>> START Given records

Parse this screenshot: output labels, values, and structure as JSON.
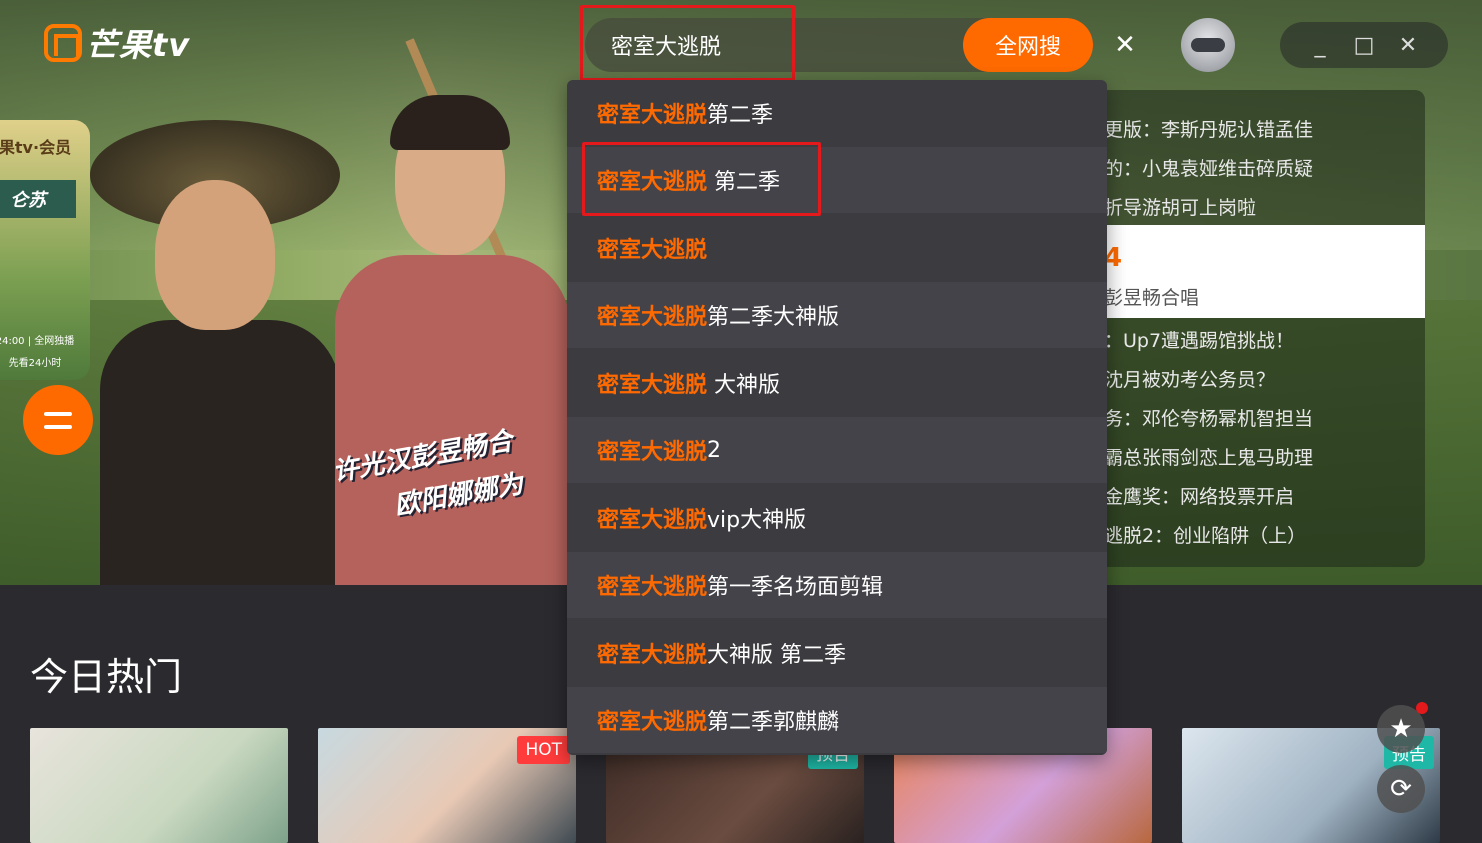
{
  "app": {
    "logo_text": "芒果tv"
  },
  "search": {
    "value": "密室大逃脱",
    "button_label": "全网搜",
    "clear_icon": "close-icon"
  },
  "window_controls": {
    "minimize": "_",
    "maximize": "□",
    "close": "✕"
  },
  "hero": {
    "promo_vip": "果tv·会员",
    "promo_brand": "仑苏",
    "promo_time": "24:00 | 全网独播",
    "promo_early": "先看24小时",
    "caption_line1": "许光汉彭昱畅合",
    "caption_line2": "欧阳娜娜为"
  },
  "news": {
    "items": [
      "更版：李斯丹妮认错孟佳",
      "的：小鬼袁娅维击碎质疑",
      "折导游胡可上岗啦",
      "：Up7遭遇踢馆挑战！",
      "沈月被劝考公务员？",
      "务：邓伦夸杨幂机智担当",
      "霸总张雨剑恋上鬼马助理",
      "金鹰奖：网络投票开启",
      "逃脱2：创业陷阱（上）"
    ],
    "active": {
      "num": "4",
      "sub": "彭昱畅合唱"
    }
  },
  "suggestions": [
    {
      "highlight": "密室大逃脱",
      "rest": "第二季"
    },
    {
      "highlight": "密室大逃脱",
      "rest": " 第二季"
    },
    {
      "highlight": "密室大逃脱",
      "rest": ""
    },
    {
      "highlight": "密室大逃脱",
      "rest": "第二季大神版"
    },
    {
      "highlight": "密室大逃脱",
      "rest": " 大神版"
    },
    {
      "highlight": "密室大逃脱",
      "rest": "2"
    },
    {
      "highlight": "密室大逃脱",
      "rest": "vip大神版"
    },
    {
      "highlight": "密室大逃脱",
      "rest": "第一季名场面剪辑"
    },
    {
      "highlight": "密室大逃脱",
      "rest": "大神版 第二季"
    },
    {
      "highlight": "密室大逃脱",
      "rest": "第二季郭麒麟"
    }
  ],
  "section": {
    "title": "今日热门"
  },
  "thumbnails": [
    {
      "badge": "",
      "badge_color": ""
    },
    {
      "badge": "HOT",
      "badge_color": "#ff3b3b"
    },
    {
      "badge": "预告",
      "badge_color": "#1fb8a6"
    },
    {
      "badge": "",
      "badge_color": ""
    },
    {
      "badge": "预告",
      "badge_color": "#1fb8a6"
    }
  ],
  "fabs": {
    "favorite_icon": "star-icon",
    "refresh_icon": "refresh-icon"
  },
  "colors": {
    "accent": "#ff6a00",
    "annotation": "#e3191b",
    "dropdown_bg": "#3c3b40"
  }
}
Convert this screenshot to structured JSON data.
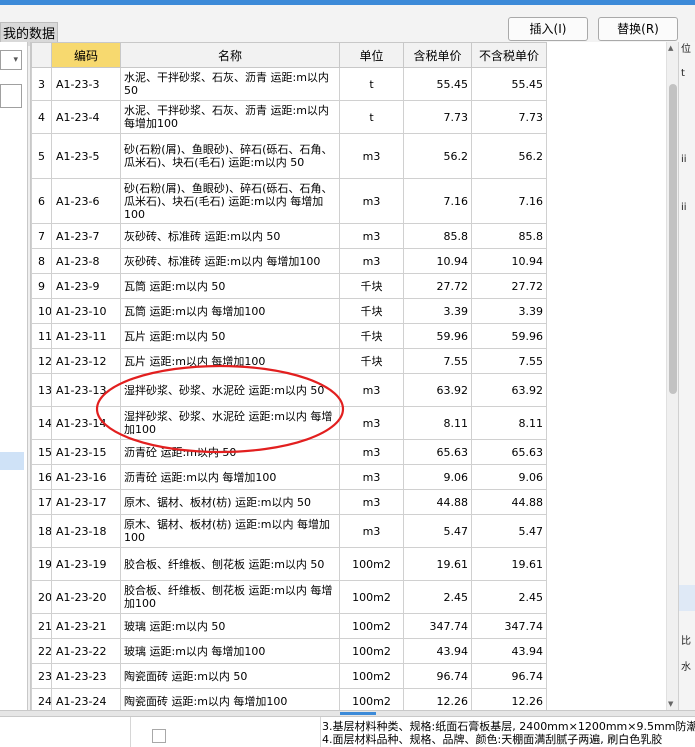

>> END Given records

_Work instructions_
Exclude the pictures, and transcribe all of the material exactly.

_Written reply_
Parse this screenshot: output labels, values, and structure as JSON.
{
  "app": {
    "logo_text": "芒果tv"
  },
  "search": {
    "value": "密室大逃脱",
    "button_label": "全网搜",
    "clear_icon": "close-icon"
  },
  "window_controls": {
    "minimize": "_",
    "maximize": "□",
    "close": "✕"
  },
  "hero": {
    "promo_vip": "果tv·会员",
    "promo_brand": "仑苏",
    "promo_time": "24:00 | 全网独播",
    "promo_early": "先看24小时",
    "caption_line1": "许光汉彭昱畅合",
    "caption_line2": "欧阳娜娜为"
  },
  "news": {
    "items": [
      "更版：李斯丹妮认错孟佳",
      "的：小鬼袁娅维击碎质疑",
      "折导游胡可上岗啦",
      "：Up7遭遇踢馆挑战！",
      "沈月被劝考公务员？",
      "务：邓伦夸杨幂机智担当",
      "霸总张雨剑恋上鬼马助理",
      "金鹰奖：网络投票开启",
      "逃脱2：创业陷阱（上）"
    ],
    "active": {
      "num": "4",
      "sub": "彭昱畅合唱"
    }
  },
  "suggestions": [
    {
      "highlight": "密室大逃脱",
      "rest": "第二季"
    },
    {
      "highlight": "密室大逃脱",
      "rest": " 第二季"
    },
    {
      "highlight": "密室大逃脱",
      "rest": ""
    },
    {
      "highlight": "密室大逃脱",
      "rest": "第二季大神版"
    },
    {
      "highlight": "密室大逃脱",
      "rest": " 大神版"
    },
    {
      "highlight": "密室大逃脱",
      "rest": "2"
    },
    {
      "highlight": "密室大逃脱",
      "rest": "vip大神版"
    },
    {
      "highlight": "密室大逃脱",
      "rest": "第一季名场面剪辑"
    },
    {
      "highlight": "密室大逃脱",
      "rest": "大神版 第二季"
    },
    {
      "highlight": "密室大逃脱",
      "rest": "第二季郭麒麟"
    }
  ],
  "section": {
    "title": "今日热门"
  },
  "thumbnails": [
    {
      "badge": "",
      "badge_color": ""
    },
    {
      "badge": "HOT",
      "badge_color": "#ff3b3b"
    },
    {
      "badge": "预告",
      "badge_color": "#1fb8a6"
    },
    {
      "badge": "",
      "badge_color": ""
    },
    {
      "badge": "预告",
      "badge_color": "#1fb8a6"
    }
  ],
  "fabs": {
    "favorite_icon": "star-icon",
    "refresh_icon": "refresh-icon"
  },
  "colors": {
    "accent": "#ff6a00",
    "annotation": "#e3191b",
    "dropdown_bg": "#3c3b40"
  }
}
Convert this screenshot to structured JSON data.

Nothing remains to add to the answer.